(Element location listings)
----

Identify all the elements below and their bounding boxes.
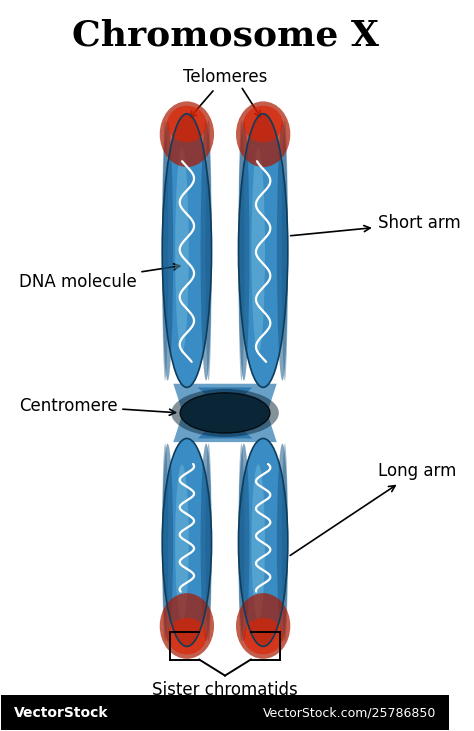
Text: DNA molecule: DNA molecule — [18, 264, 180, 291]
Ellipse shape — [201, 121, 212, 381]
Ellipse shape — [162, 439, 211, 646]
Ellipse shape — [162, 114, 211, 387]
Ellipse shape — [238, 114, 288, 387]
Ellipse shape — [238, 444, 249, 641]
Ellipse shape — [160, 593, 214, 659]
Text: Centromere: Centromere — [18, 397, 175, 415]
Polygon shape — [173, 384, 277, 442]
Ellipse shape — [238, 121, 249, 381]
Ellipse shape — [238, 121, 245, 381]
Ellipse shape — [238, 444, 245, 641]
Ellipse shape — [277, 121, 288, 381]
Text: Sister chromatids: Sister chromatids — [152, 681, 298, 700]
Ellipse shape — [244, 618, 283, 654]
Text: Short arm: Short arm — [291, 214, 460, 235]
Ellipse shape — [180, 393, 270, 433]
Ellipse shape — [175, 148, 189, 353]
Text: VectorStock: VectorStock — [14, 706, 109, 720]
Text: VectorStock.com/25786850: VectorStock.com/25786850 — [263, 706, 436, 719]
Ellipse shape — [236, 593, 290, 659]
Ellipse shape — [160, 102, 214, 167]
Text: Long arm: Long arm — [290, 462, 456, 556]
Ellipse shape — [206, 121, 212, 381]
Ellipse shape — [162, 121, 173, 381]
Text: Telomeres: Telomeres — [183, 68, 267, 118]
Ellipse shape — [277, 444, 288, 641]
Ellipse shape — [238, 439, 288, 646]
Ellipse shape — [282, 444, 288, 641]
Ellipse shape — [162, 121, 168, 381]
Ellipse shape — [162, 444, 173, 641]
Ellipse shape — [236, 102, 290, 167]
Ellipse shape — [175, 464, 189, 621]
Ellipse shape — [162, 444, 168, 641]
Ellipse shape — [251, 148, 265, 353]
Bar — [0, 695, 449, 730]
Polygon shape — [198, 387, 252, 413]
Polygon shape — [198, 413, 252, 439]
Ellipse shape — [167, 106, 207, 143]
Ellipse shape — [171, 389, 279, 437]
Ellipse shape — [206, 444, 212, 641]
Ellipse shape — [282, 121, 288, 381]
Ellipse shape — [251, 464, 265, 621]
Text: Chromosome X: Chromosome X — [72, 19, 379, 53]
Ellipse shape — [167, 618, 207, 654]
Ellipse shape — [201, 444, 212, 641]
Ellipse shape — [244, 106, 283, 143]
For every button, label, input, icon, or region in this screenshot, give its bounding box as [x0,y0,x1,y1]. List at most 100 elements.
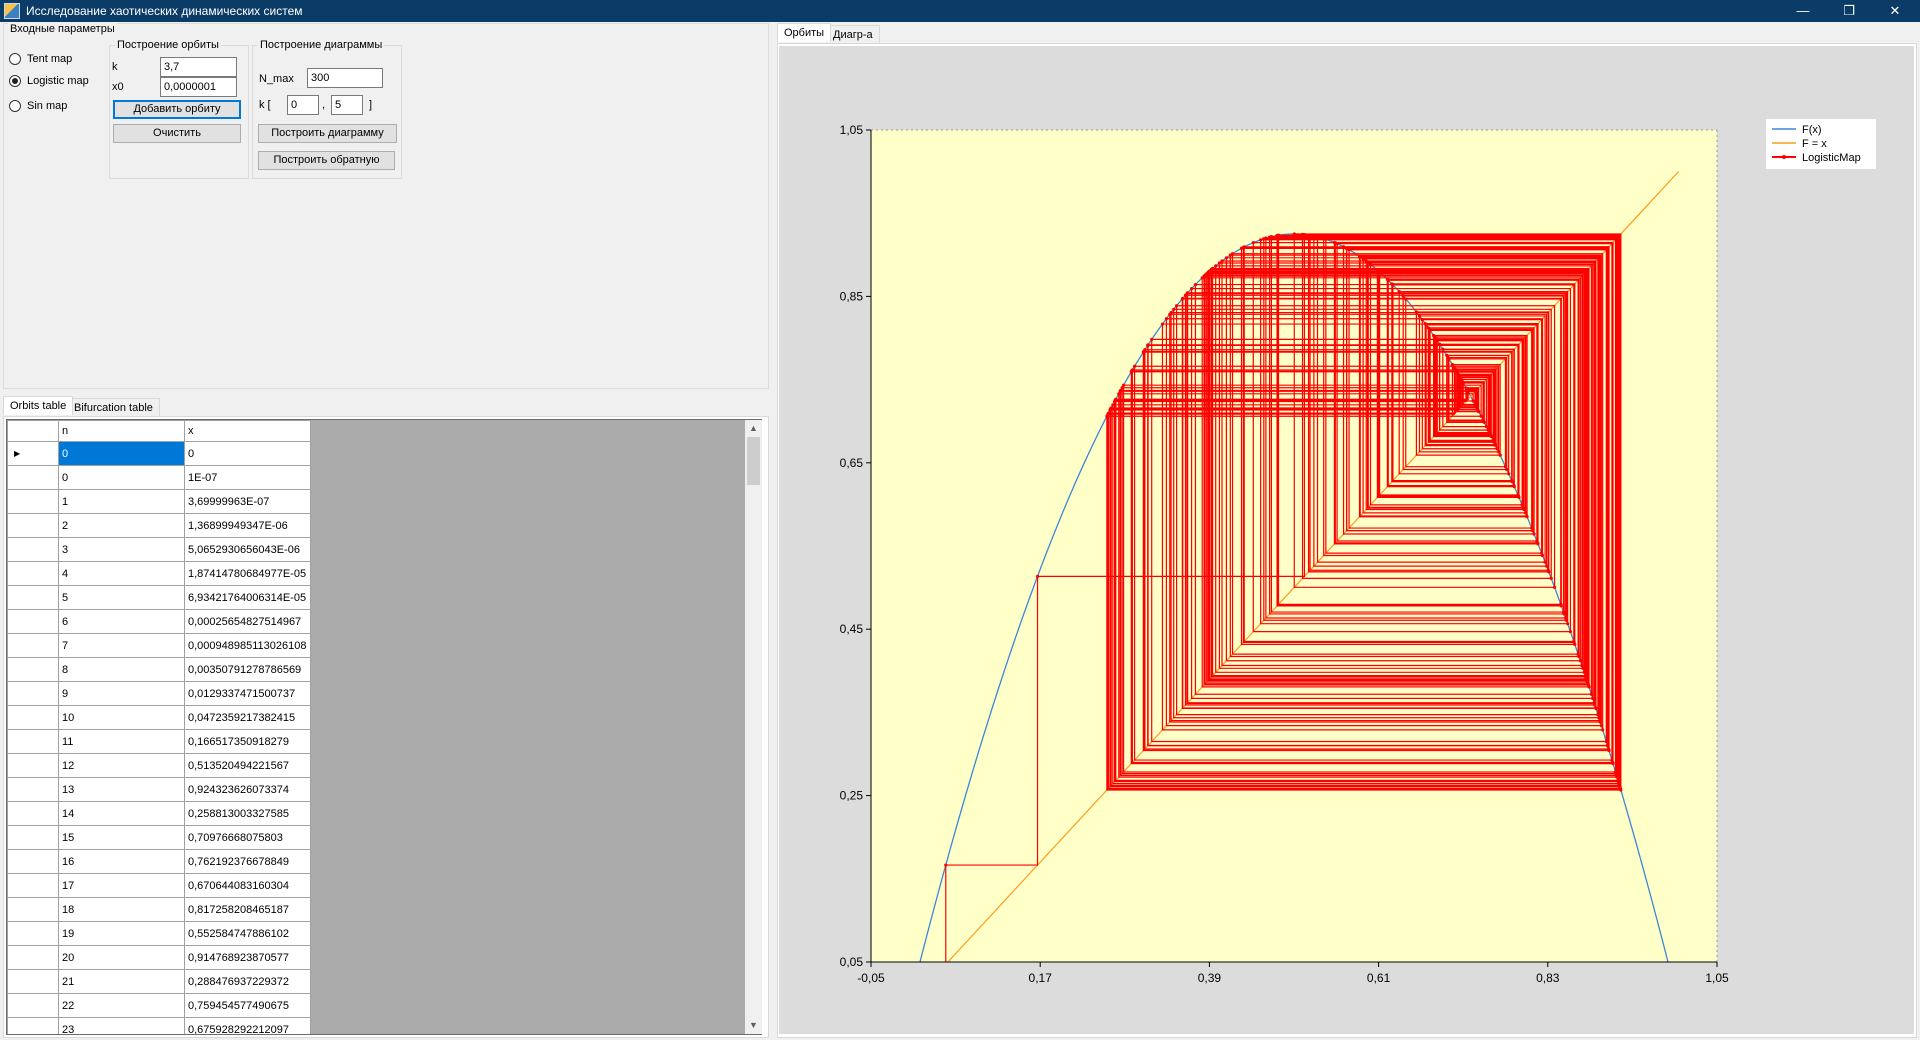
table-row[interactable]: 22 0,759454577490675 [7,993,311,1018]
table-row[interactable]: 18 0,817258208465187 [7,897,311,922]
cell-n[interactable]: 13 [58,777,185,802]
table-row[interactable]: 20 0,914768923870577 [7,945,311,970]
row-header[interactable] [7,897,59,922]
table-row[interactable]: 12 0,513520494221567 [7,753,311,778]
cell-n[interactable]: 12 [58,753,185,778]
row-header[interactable] [7,801,59,826]
row-header[interactable] [7,705,59,730]
row-header[interactable] [7,849,59,874]
tab-orbits[interactable]: Орбиты [777,23,832,42]
cell-n[interactable]: 10 [58,705,185,730]
table-row[interactable]: 21 0,288476937229372 [7,969,311,994]
radio-sin-map[interactable]: Sin map [9,100,67,112]
table-row[interactable]: 13 0,924323626073374 [7,777,311,802]
table-row[interactable]: 0 1E-07 [7,465,311,490]
scroll-thumb[interactable] [747,437,760,485]
cell-x[interactable]: 0,924323626073374 [184,777,311,802]
row-header[interactable] [7,969,59,994]
cell-x[interactable]: 0,0472359217382415 [184,705,311,730]
table-row[interactable]: 3 5,0652930656043E-06 [7,537,311,562]
cell-n[interactable]: 14 [58,801,185,826]
nmax-input[interactable]: 300 [307,68,383,88]
row-header[interactable] [7,825,59,850]
column-header-x[interactable]: x [184,420,311,442]
table-row[interactable]: 16 0,762192376678849 [7,849,311,874]
cell-x[interactable]: 6,93421764006314E-05 [184,585,311,610]
cell-x[interactable]: 0,00350791278786569 [184,657,311,682]
table-row[interactable]: 1 3,69999963E-07 [7,489,311,514]
radio-tent-map[interactable]: Tent map [9,53,72,65]
k-input[interactable]: 3,7 [160,57,237,77]
cell-x[interactable]: 0,258813003327585 [184,801,311,826]
cell-n[interactable]: 0 [58,441,185,466]
cell-n[interactable]: 6 [58,609,185,634]
cell-n[interactable]: 1 [58,489,185,514]
row-header[interactable] [7,609,59,634]
table-row[interactable]: 5 6,93421764006314E-05 [7,585,311,610]
tab-diagram[interactable]: Диагр-а [826,25,880,44]
cell-n[interactable]: 5 [58,585,185,610]
row-header[interactable] [7,777,59,802]
cell-x[interactable]: 0,670644083160304 [184,873,311,898]
row-header[interactable]: ▶ [7,441,59,466]
table-row[interactable]: 14 0,258813003327585 [7,801,311,826]
row-header[interactable] [7,921,59,946]
cell-x[interactable]: 0,914768923870577 [184,945,311,970]
row-header[interactable] [7,1017,59,1034]
row-header[interactable] [7,585,59,610]
cell-x[interactable]: 0,166517350918279 [184,729,311,754]
row-header[interactable] [7,657,59,682]
cell-n[interactable]: 19 [58,921,185,946]
grid-vertical-scrollbar[interactable]: ▲ ▼ [745,420,762,1034]
close-button[interactable]: ✕ [1889,3,1901,18]
cell-x[interactable]: 0,552584747886102 [184,921,311,946]
clear-button[interactable]: Очистить [113,124,241,143]
table-row[interactable]: 19 0,552584747886102 [7,921,311,946]
cell-x[interactable]: 0,513520494221567 [184,753,311,778]
cell-n[interactable]: 2 [58,513,185,538]
x0-input[interactable]: 0,0000001 [160,77,237,97]
cell-n[interactable]: 7 [58,633,185,658]
row-header[interactable] [7,561,59,586]
build-reverse-button[interactable]: Построить обратную [258,151,395,170]
row-header[interactable] [7,465,59,490]
row-header[interactable] [7,753,59,778]
cell-n[interactable]: 9 [58,681,185,706]
row-header[interactable] [7,489,59,514]
row-header[interactable] [7,681,59,706]
cell-x[interactable]: 0,817258208465187 [184,897,311,922]
cell-n[interactable]: 0 [58,465,185,490]
orbits-grid[interactable]: n x ▶ 0 0 0 1E-07 1 3,69999963E-07 2 1,368999493… [6,419,762,1035]
table-row[interactable]: 2 1,36899949347E-06 [7,513,311,538]
cell-x[interactable]: 0,762192376678849 [184,849,311,874]
table-row[interactable]: 4 1,87414780684977E-05 [7,561,311,586]
cell-n[interactable]: 22 [58,993,185,1018]
cell-x[interactable]: 0,000948985113026108 [184,633,311,658]
cell-x[interactable]: 3,69999963E-07 [184,489,311,514]
row-header[interactable] [7,993,59,1018]
cell-x[interactable]: 1,36899949347E-06 [184,513,311,538]
radio-logistic-map[interactable]: Logistic map [9,75,89,87]
cell-x[interactable]: 0,70976668075803 [184,825,311,850]
tab-bifurcation-table[interactable]: Bifurcation table [67,398,160,417]
cell-n[interactable]: 21 [58,969,185,994]
row-header[interactable] [7,633,59,658]
k-to-input[interactable]: 5 [331,95,363,115]
cell-x[interactable]: 0,759454577490675 [184,993,311,1018]
cell-n[interactable]: 23 [58,1017,185,1034]
cell-x[interactable]: 0,00025654827514967 [184,609,311,634]
tab-orbits-table[interactable]: Orbits table [3,396,74,415]
k-from-input[interactable]: 0 [287,95,319,115]
cell-x[interactable]: 1,87414780684977E-05 [184,561,311,586]
cell-n[interactable]: 17 [58,873,185,898]
row-header[interactable] [7,537,59,562]
cell-n[interactable]: 8 [58,657,185,682]
cell-x[interactable]: 1E-07 [184,465,311,490]
cell-x[interactable]: 0,0129337471500737 [184,681,311,706]
minimize-button[interactable]: — [1796,3,1810,18]
table-row[interactable]: ▶ 0 0 [7,441,311,466]
table-row[interactable]: 7 0,000948985113026108 [7,633,311,658]
cell-x[interactable]: 0,675928292212097 [184,1017,311,1034]
cell-n[interactable]: 4 [58,561,185,586]
table-row[interactable]: 15 0,70976668075803 [7,825,311,850]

----

| What needs to be done |
Switch "row-header" to "row-label" throughout the stretch from the line containing "table-row[interactable]: 22 0,759454577490675" through the line containing "row-header[interactable] [7,849,59,874]". Give only those lines again, with everything else left as it is.

| Response |
table-row[interactable]: 22 0,759454577490675 [7,993,311,1018]
table-row[interactable]: 18 0,817258208465187 [7,897,311,922]
cell-n[interactable]: 13 [58,777,185,802]
table-row[interactable]: 20 0,914768923870577 [7,945,311,970]
row-label[interactable] [7,897,59,922]
table-row[interactable]: 12 0,513520494221567 [7,753,311,778]
cell-n[interactable]: 12 [58,753,185,778]
row-label[interactable] [7,801,59,826]
row-label[interactable] [7,705,59,730]
row-label[interactable] [7,849,59,874]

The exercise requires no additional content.